DESCRIPTION OF THE TASK
Which lines of the entries contain the word "structured"? Please list them.

(Figure record listings)
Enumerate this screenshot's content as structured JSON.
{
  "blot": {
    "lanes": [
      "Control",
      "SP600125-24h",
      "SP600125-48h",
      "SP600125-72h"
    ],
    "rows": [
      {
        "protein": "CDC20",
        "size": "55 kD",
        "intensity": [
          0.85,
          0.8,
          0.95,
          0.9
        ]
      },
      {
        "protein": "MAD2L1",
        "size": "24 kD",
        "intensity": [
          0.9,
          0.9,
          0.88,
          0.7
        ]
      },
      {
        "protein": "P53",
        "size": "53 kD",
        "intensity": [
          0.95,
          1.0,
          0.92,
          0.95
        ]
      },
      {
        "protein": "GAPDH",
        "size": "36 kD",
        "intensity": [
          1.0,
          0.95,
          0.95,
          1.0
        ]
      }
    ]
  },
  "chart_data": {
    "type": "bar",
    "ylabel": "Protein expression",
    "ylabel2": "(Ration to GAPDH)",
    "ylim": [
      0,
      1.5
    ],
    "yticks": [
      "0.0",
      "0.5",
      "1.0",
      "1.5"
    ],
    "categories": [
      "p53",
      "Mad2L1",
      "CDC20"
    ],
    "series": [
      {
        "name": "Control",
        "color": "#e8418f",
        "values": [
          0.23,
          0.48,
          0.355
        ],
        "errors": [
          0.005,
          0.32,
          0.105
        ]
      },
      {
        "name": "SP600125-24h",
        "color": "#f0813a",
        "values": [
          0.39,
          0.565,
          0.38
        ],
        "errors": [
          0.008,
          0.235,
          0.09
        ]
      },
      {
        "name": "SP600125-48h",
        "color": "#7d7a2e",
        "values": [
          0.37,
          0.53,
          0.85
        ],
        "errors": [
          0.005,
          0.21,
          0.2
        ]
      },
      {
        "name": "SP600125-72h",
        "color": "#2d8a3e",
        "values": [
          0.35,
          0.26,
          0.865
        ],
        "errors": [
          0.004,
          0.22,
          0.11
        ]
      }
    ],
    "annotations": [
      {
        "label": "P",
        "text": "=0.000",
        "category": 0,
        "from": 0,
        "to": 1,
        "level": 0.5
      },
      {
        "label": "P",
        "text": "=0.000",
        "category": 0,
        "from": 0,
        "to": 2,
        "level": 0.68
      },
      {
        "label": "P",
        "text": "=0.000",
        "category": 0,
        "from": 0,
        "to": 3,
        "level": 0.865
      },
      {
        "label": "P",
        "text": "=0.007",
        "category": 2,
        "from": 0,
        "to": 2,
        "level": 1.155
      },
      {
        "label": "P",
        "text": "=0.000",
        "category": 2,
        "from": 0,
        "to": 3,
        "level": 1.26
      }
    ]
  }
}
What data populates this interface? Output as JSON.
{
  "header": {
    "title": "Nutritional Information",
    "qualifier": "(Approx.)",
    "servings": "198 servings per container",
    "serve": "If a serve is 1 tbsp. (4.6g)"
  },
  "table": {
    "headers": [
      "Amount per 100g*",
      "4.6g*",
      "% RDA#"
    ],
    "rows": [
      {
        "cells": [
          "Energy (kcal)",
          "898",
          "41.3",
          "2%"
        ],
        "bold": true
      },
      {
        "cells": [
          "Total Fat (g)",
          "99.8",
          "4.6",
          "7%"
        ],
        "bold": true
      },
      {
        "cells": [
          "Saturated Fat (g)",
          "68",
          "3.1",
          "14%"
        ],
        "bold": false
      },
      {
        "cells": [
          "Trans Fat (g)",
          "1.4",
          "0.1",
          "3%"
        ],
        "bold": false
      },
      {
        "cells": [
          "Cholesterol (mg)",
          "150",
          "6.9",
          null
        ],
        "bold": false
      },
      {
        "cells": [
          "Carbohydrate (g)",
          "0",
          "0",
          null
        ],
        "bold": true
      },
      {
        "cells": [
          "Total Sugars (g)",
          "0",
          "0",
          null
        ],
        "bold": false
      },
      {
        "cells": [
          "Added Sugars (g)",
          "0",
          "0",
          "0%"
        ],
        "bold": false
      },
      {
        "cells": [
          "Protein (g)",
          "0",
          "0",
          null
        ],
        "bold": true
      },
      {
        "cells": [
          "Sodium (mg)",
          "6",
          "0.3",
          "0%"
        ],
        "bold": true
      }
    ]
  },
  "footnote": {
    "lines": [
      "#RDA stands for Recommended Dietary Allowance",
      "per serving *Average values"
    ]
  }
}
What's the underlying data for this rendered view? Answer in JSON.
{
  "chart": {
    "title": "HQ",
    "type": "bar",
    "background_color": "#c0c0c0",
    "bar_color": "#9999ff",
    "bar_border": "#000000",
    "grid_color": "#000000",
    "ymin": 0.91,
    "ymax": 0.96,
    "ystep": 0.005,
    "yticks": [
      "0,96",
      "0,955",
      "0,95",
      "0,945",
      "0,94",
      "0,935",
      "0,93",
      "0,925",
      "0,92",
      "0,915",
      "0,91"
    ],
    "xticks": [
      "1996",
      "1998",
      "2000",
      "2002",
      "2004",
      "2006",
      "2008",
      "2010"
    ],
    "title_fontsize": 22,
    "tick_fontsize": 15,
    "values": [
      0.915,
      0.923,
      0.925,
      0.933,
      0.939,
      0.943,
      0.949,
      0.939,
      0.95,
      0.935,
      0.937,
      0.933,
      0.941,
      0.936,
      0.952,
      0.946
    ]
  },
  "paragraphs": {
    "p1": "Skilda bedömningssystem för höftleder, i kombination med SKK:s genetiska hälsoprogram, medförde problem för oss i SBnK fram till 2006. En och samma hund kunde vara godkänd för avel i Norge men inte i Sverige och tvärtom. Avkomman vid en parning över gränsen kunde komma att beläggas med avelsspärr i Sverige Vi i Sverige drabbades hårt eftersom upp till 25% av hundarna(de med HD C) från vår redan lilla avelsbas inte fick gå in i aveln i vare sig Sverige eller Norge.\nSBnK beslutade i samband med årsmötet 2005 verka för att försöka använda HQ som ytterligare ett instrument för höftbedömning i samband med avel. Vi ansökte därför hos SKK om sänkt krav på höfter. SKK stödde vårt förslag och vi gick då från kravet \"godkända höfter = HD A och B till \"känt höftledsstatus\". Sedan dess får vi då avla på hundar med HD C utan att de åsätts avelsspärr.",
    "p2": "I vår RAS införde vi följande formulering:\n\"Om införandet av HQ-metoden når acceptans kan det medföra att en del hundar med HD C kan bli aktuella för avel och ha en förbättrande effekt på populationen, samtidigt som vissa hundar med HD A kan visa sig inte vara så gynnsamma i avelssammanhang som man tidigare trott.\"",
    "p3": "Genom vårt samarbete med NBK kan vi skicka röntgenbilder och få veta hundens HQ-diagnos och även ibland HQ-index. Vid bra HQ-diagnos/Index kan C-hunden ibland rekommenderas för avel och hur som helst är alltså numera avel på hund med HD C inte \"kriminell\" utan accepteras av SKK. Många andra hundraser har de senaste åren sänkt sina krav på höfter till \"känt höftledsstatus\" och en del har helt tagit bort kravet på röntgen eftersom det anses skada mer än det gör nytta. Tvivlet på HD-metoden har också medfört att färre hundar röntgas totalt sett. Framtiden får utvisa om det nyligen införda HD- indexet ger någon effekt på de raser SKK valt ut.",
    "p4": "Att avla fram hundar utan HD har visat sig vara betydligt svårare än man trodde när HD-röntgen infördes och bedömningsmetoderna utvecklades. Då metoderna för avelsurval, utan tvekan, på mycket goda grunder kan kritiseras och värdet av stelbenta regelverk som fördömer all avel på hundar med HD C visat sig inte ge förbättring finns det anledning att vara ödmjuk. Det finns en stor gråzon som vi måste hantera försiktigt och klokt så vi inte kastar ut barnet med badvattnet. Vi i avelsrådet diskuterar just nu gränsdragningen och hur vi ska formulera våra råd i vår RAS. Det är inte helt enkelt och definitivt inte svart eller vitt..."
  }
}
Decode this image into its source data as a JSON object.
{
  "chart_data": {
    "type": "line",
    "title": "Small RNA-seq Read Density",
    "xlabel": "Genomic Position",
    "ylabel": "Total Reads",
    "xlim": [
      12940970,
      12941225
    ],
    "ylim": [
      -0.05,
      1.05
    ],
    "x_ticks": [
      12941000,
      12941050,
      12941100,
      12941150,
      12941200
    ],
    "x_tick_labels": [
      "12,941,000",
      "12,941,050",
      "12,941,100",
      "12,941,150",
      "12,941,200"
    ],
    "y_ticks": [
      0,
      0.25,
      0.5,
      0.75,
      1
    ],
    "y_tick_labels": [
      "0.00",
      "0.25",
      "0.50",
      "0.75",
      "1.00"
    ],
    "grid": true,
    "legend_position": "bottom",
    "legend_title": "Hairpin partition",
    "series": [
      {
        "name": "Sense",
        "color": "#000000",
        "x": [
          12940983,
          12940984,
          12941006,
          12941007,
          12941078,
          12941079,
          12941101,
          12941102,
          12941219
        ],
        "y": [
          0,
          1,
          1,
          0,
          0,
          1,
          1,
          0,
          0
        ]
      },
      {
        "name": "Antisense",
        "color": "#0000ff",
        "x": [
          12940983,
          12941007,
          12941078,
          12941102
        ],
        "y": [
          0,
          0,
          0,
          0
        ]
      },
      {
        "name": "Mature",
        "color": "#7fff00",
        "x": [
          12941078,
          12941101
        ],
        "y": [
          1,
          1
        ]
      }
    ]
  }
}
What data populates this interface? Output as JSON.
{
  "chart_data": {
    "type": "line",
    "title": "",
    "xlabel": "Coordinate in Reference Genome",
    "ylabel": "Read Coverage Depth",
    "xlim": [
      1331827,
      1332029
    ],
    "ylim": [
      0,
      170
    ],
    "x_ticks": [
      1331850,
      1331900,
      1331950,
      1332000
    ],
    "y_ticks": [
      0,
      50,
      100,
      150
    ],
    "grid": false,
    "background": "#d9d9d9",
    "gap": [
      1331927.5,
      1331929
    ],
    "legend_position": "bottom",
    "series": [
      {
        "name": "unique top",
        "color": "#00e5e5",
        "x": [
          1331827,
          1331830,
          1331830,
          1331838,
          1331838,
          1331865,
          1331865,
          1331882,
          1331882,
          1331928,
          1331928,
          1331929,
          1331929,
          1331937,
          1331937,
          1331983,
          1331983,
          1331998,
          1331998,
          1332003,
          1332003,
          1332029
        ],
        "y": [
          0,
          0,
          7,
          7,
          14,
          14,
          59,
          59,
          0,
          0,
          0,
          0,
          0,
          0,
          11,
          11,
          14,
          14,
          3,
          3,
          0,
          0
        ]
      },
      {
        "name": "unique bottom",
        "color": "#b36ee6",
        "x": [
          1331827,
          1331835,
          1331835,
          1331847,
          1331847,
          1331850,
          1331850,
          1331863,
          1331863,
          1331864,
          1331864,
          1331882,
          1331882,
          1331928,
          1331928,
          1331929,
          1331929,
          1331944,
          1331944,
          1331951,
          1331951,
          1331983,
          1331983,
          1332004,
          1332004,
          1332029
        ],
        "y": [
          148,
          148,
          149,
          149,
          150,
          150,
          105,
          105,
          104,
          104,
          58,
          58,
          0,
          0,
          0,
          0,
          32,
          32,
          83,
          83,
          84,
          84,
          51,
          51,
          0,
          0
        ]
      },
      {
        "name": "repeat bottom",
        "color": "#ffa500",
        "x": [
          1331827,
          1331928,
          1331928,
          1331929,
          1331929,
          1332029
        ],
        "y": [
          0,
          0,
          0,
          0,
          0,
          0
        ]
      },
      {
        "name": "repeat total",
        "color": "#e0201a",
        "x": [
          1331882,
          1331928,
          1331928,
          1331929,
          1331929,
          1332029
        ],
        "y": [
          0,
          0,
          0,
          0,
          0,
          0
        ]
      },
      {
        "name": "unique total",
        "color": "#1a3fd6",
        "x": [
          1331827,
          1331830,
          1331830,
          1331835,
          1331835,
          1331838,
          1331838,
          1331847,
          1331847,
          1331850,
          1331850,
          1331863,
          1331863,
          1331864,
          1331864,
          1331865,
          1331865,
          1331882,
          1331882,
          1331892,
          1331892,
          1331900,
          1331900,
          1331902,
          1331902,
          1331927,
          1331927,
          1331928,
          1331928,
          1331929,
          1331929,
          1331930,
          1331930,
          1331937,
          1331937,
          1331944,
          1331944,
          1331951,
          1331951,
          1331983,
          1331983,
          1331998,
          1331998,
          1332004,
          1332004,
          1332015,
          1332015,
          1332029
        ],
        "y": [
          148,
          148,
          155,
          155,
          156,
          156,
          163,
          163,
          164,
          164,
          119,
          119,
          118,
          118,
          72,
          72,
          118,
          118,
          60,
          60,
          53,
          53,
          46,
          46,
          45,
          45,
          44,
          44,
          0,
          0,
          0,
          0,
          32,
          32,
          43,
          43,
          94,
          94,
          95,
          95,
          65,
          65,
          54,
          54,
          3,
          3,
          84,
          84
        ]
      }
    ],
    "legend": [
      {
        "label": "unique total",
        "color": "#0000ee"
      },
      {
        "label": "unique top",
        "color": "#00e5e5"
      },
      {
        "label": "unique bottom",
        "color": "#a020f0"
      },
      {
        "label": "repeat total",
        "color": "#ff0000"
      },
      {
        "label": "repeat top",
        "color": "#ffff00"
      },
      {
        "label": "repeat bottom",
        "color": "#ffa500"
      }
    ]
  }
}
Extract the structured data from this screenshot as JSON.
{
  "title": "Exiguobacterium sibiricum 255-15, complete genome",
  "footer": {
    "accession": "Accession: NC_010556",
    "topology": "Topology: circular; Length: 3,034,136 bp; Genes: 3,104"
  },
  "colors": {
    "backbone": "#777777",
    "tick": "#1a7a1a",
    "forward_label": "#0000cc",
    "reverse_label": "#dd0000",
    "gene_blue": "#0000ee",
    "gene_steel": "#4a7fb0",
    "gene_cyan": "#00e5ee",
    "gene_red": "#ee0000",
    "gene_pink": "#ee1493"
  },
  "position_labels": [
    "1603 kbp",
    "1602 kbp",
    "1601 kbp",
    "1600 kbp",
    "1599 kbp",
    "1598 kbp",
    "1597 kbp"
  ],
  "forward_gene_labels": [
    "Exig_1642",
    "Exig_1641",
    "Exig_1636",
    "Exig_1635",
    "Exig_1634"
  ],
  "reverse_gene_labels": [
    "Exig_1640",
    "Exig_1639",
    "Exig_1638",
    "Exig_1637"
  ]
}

SOLUTION FOR THIS PROBLEM
Enumerate this screenshot's content as structured JSON.
Extract the structured data from this screenshot as JSON.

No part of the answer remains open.